**Description of the task**.
Look through the material below. Copy each line that contains the string "related".
>>>>
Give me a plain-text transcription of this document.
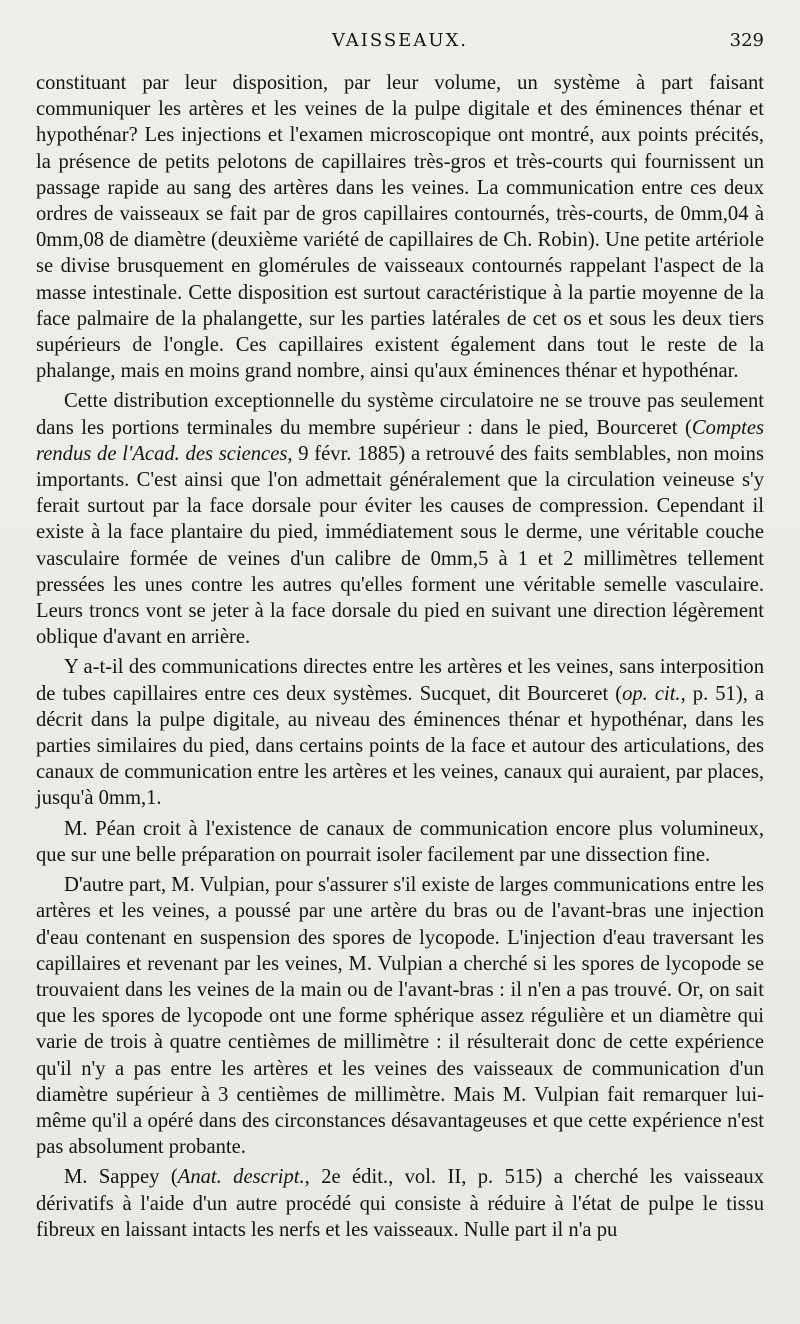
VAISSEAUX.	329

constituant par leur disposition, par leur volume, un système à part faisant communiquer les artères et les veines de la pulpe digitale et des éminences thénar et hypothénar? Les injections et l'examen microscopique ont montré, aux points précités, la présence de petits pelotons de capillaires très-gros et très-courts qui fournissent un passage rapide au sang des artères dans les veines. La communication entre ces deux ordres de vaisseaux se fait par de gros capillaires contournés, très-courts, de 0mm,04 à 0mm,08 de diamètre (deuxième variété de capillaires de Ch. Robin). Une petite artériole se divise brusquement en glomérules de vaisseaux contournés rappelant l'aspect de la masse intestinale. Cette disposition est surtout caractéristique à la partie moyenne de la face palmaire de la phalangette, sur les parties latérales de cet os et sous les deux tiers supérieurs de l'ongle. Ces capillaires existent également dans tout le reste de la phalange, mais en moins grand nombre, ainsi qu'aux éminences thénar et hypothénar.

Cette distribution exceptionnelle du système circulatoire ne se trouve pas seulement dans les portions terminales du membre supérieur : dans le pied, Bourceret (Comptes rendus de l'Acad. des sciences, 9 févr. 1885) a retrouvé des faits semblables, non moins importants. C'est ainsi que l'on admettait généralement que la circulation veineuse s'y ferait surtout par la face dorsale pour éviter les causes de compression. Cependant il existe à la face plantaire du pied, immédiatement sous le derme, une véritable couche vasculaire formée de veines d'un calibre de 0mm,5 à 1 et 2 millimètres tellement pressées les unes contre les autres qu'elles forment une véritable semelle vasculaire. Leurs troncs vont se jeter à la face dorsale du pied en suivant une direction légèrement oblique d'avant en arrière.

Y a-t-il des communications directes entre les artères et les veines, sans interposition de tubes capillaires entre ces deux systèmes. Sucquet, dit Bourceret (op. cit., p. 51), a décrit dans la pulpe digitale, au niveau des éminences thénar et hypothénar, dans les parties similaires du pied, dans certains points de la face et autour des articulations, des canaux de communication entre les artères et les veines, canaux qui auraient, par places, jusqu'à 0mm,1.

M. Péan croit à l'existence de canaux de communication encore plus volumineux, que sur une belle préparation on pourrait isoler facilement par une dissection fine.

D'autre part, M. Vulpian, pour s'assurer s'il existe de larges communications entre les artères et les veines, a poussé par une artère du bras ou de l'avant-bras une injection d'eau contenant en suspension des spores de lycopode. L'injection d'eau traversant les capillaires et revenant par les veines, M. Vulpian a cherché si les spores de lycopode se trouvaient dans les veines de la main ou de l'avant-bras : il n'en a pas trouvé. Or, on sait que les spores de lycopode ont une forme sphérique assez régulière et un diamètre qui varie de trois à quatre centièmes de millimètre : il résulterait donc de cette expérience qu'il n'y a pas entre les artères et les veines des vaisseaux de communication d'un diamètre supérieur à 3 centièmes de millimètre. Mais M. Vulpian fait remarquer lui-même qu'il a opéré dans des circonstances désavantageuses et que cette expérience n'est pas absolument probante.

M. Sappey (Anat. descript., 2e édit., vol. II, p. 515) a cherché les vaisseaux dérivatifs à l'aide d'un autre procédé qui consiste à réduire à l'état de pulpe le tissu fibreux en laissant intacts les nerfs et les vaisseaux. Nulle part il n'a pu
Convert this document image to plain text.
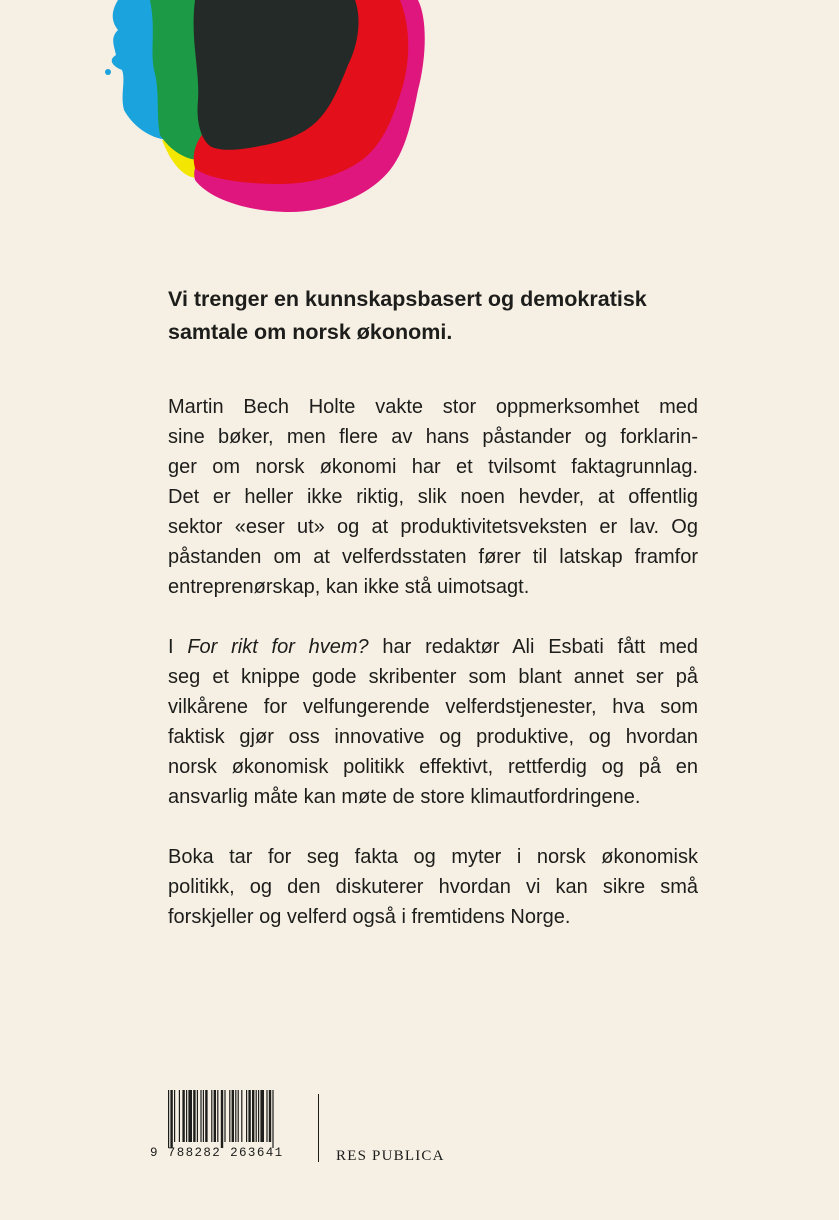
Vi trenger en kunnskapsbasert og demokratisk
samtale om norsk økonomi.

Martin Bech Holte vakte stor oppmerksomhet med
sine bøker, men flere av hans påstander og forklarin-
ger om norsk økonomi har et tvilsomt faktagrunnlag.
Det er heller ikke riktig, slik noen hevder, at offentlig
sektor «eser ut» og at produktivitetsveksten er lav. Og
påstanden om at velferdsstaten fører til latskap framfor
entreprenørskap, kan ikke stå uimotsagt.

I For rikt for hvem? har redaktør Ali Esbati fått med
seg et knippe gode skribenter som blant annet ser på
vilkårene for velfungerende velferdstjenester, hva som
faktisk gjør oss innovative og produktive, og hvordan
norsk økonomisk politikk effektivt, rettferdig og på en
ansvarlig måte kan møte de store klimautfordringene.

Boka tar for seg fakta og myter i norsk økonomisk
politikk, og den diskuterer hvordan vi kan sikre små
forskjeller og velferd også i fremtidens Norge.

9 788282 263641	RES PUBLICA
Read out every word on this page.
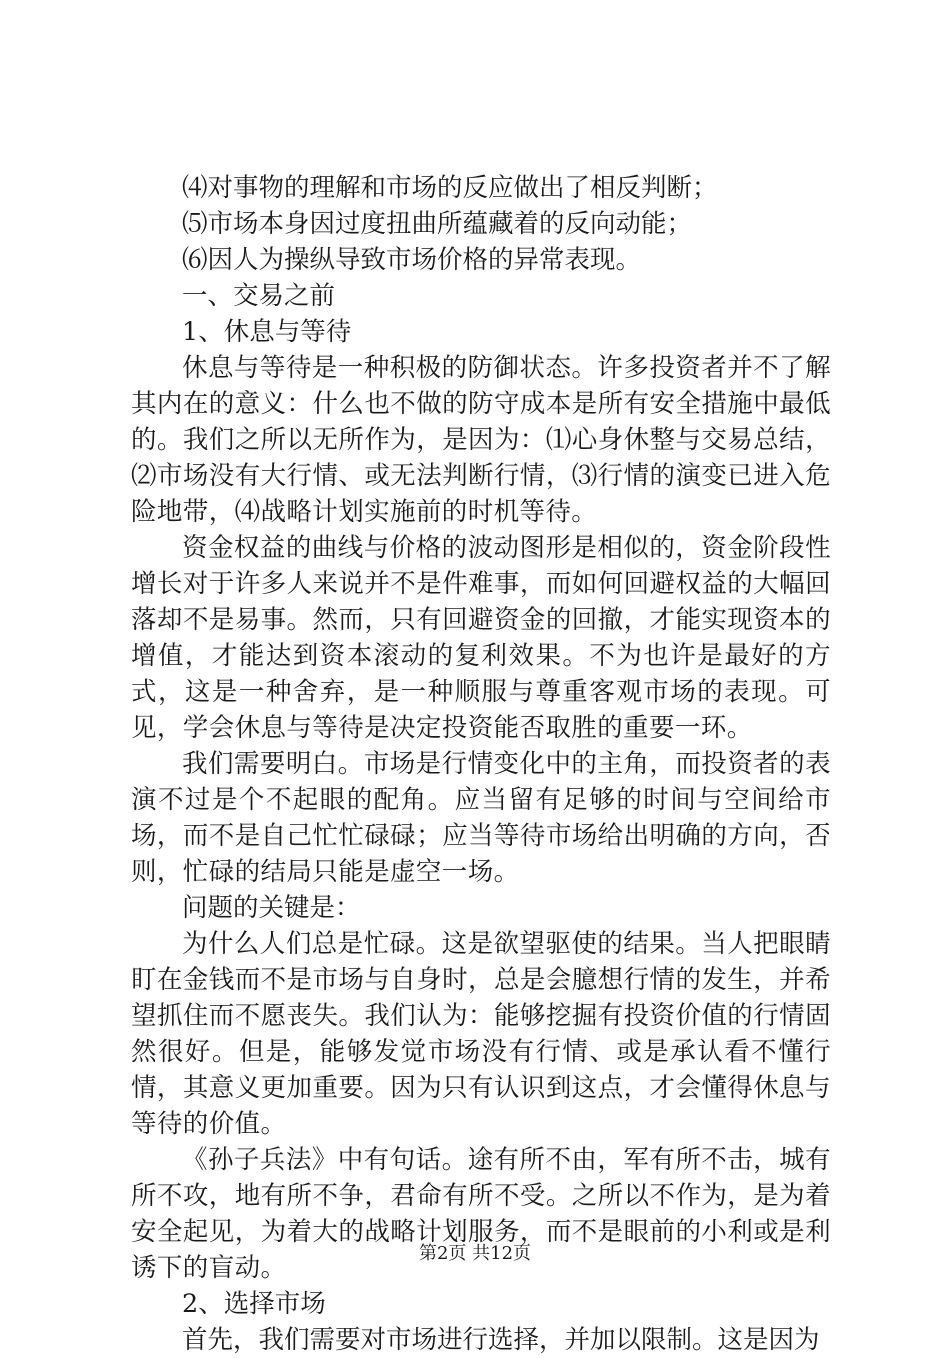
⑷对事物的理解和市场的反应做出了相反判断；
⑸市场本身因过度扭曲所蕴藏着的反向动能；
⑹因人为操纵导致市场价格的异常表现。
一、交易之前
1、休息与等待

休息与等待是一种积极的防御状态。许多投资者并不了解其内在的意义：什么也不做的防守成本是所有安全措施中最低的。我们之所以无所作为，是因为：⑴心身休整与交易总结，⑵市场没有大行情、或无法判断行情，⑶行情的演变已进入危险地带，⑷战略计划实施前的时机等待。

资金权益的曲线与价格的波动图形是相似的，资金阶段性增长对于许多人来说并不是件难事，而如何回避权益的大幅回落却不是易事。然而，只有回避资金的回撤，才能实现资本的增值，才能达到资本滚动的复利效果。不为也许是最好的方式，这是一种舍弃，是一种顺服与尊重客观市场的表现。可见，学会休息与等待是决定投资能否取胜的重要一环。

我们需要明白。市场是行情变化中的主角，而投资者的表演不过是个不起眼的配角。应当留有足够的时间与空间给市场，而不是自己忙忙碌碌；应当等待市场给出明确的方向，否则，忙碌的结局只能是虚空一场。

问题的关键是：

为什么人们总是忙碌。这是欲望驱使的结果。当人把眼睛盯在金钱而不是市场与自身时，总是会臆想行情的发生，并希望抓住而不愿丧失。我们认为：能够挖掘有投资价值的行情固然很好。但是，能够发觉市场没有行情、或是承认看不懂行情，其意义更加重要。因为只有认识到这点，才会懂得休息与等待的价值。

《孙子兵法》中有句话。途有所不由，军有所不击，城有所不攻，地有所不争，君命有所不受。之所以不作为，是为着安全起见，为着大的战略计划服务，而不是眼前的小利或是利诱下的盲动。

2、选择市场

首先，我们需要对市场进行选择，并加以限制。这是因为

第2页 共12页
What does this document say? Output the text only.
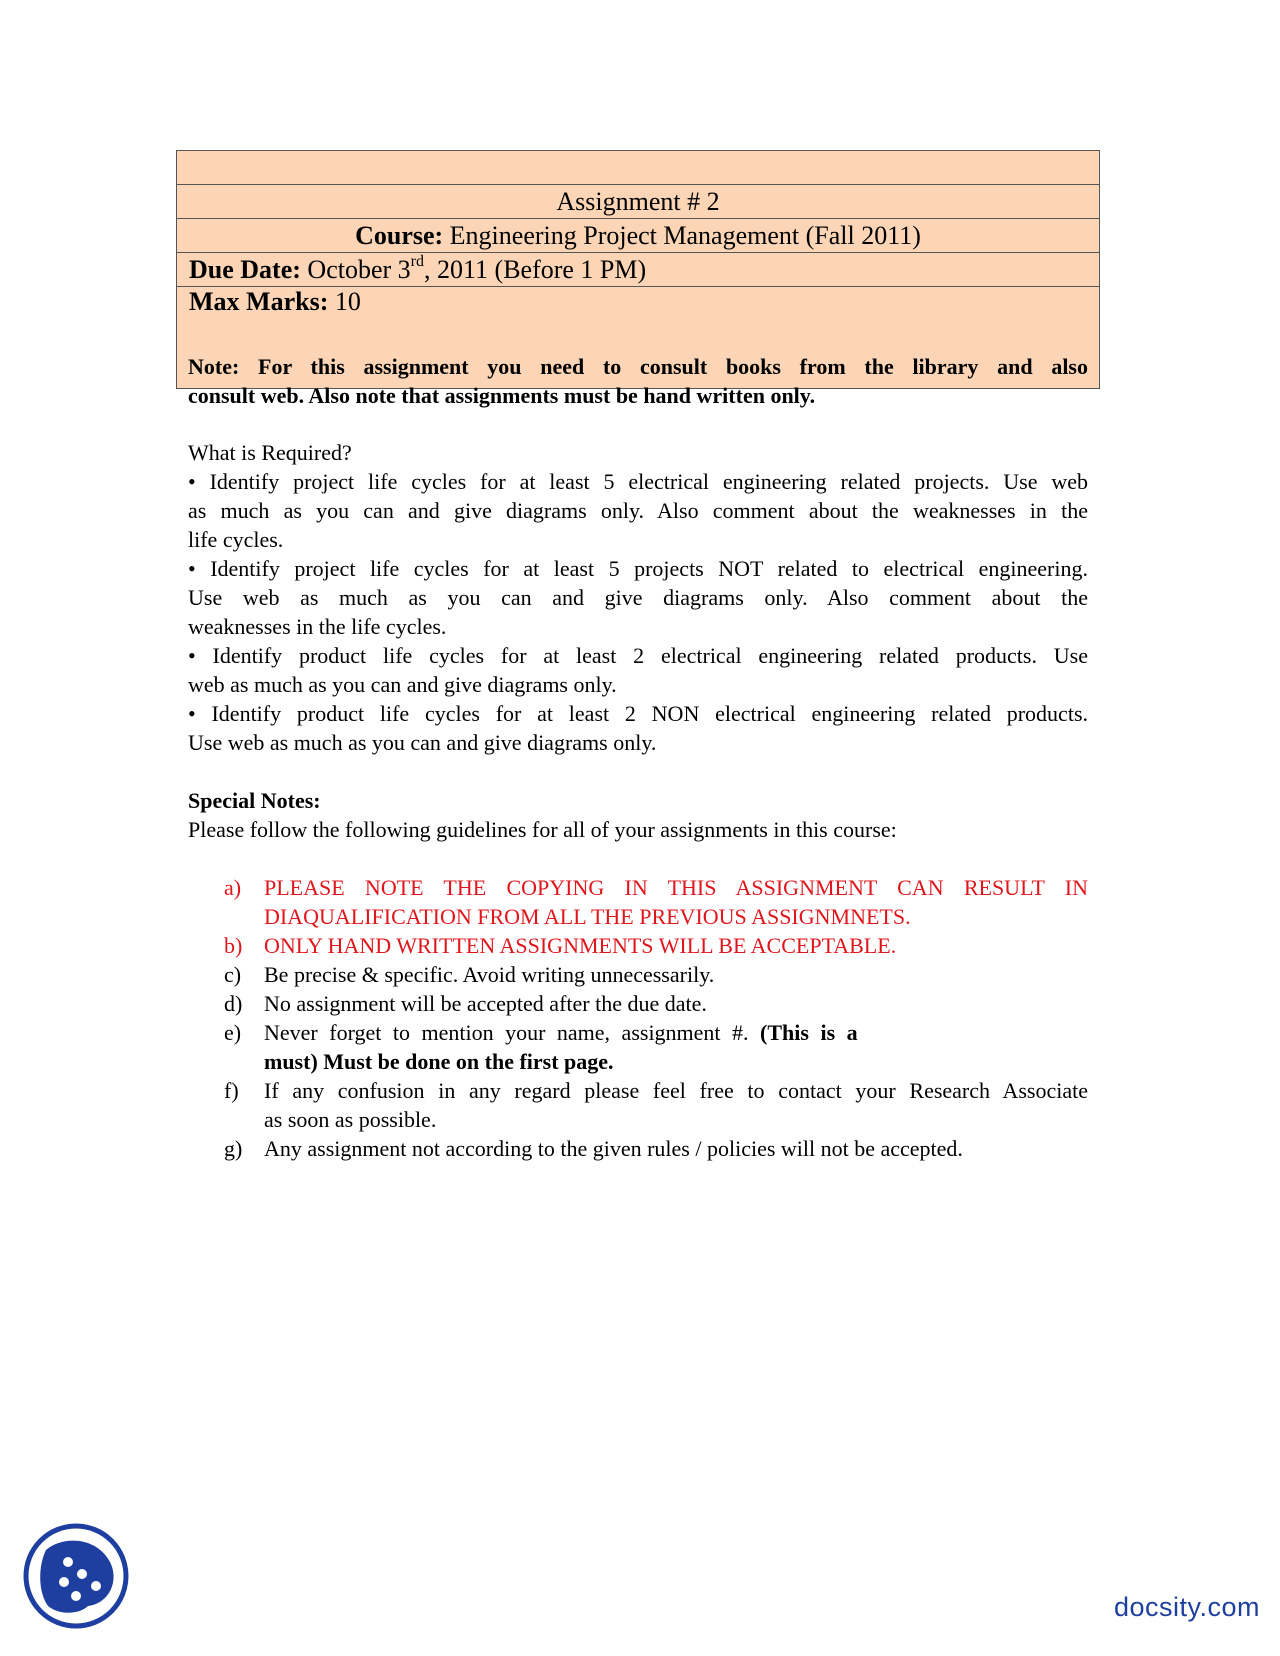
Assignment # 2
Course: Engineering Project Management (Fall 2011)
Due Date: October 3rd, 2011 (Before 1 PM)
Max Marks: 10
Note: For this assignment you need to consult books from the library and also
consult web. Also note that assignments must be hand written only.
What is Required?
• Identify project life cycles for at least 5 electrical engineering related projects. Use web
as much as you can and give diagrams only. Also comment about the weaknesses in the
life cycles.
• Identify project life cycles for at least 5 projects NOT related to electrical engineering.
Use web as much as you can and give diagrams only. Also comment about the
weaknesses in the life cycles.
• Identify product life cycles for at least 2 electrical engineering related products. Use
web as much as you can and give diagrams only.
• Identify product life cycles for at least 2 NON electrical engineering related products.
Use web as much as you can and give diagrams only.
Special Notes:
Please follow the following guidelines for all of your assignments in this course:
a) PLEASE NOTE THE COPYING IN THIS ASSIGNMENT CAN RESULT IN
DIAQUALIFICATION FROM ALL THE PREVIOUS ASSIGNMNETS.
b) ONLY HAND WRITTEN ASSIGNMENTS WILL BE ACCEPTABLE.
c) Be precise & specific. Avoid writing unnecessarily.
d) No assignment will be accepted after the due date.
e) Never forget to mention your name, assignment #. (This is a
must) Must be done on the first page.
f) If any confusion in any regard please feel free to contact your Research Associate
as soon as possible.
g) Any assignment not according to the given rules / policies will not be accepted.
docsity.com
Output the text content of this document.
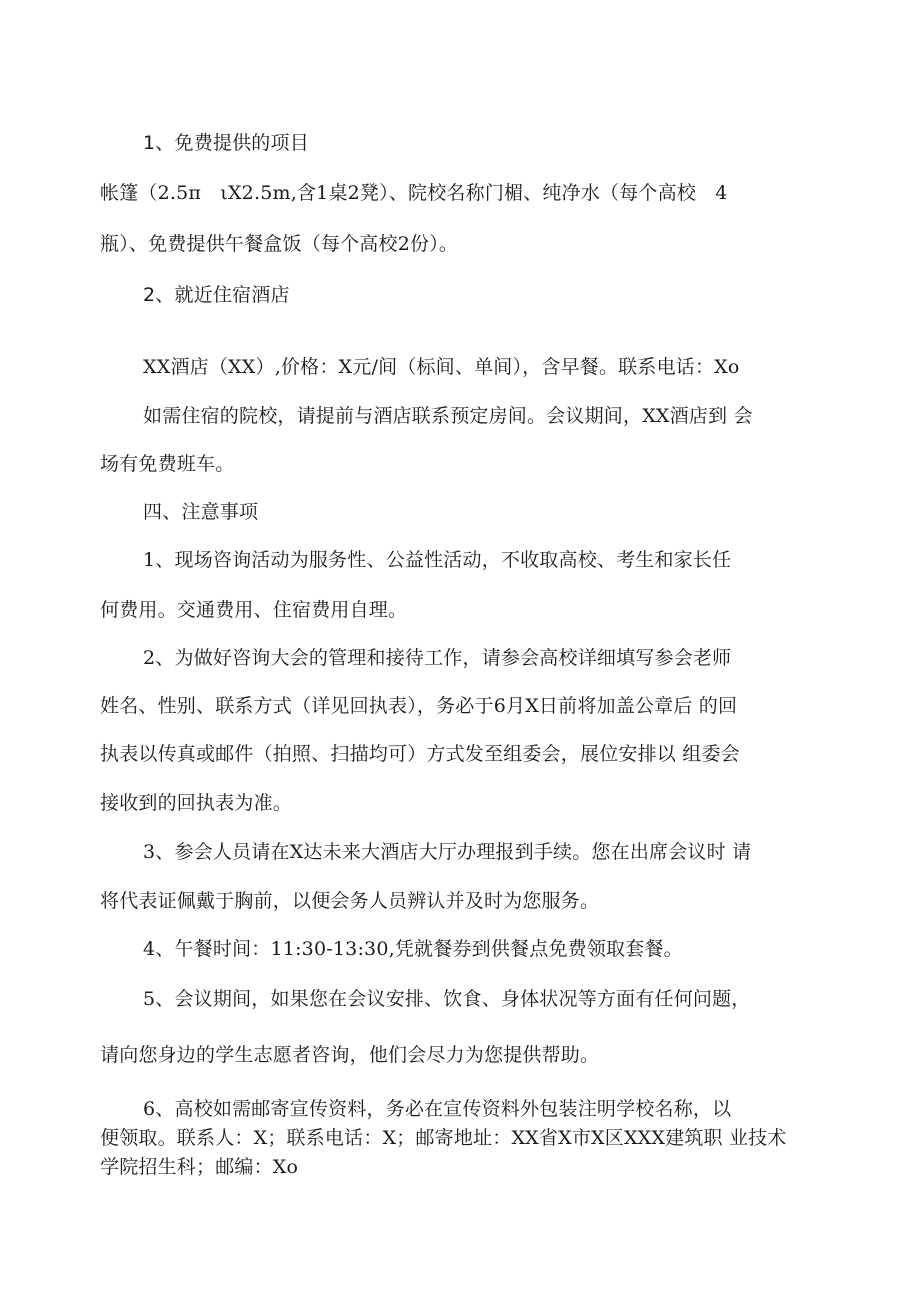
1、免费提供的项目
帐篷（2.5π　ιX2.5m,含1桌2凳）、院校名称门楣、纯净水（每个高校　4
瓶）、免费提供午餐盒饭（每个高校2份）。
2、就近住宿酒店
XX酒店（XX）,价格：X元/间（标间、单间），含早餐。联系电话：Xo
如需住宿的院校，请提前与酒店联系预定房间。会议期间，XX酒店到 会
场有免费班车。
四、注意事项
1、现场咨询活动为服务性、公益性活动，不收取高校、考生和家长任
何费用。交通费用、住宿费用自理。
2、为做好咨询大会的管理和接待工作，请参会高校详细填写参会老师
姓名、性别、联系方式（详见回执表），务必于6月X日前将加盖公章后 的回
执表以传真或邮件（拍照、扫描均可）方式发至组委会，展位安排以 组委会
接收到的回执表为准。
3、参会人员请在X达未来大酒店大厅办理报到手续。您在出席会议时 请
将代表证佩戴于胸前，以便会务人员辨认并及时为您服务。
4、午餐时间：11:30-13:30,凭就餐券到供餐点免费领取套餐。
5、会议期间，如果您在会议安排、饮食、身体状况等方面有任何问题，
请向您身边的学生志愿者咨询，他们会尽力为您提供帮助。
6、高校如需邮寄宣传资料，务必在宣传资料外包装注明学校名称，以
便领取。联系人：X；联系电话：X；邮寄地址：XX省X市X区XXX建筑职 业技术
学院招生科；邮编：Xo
<<<<
**Response to the exercise**.
• Identify project life cycles for at least 5 electrical engineering related projects. Use web
• Identify project life cycles for at least 5 projects NOT related to electrical engineering.
• Identify product life cycles for at least 2 electrical engineering related products. Use
• Identify product life cycles for at least 2 NON electrical engineering related products.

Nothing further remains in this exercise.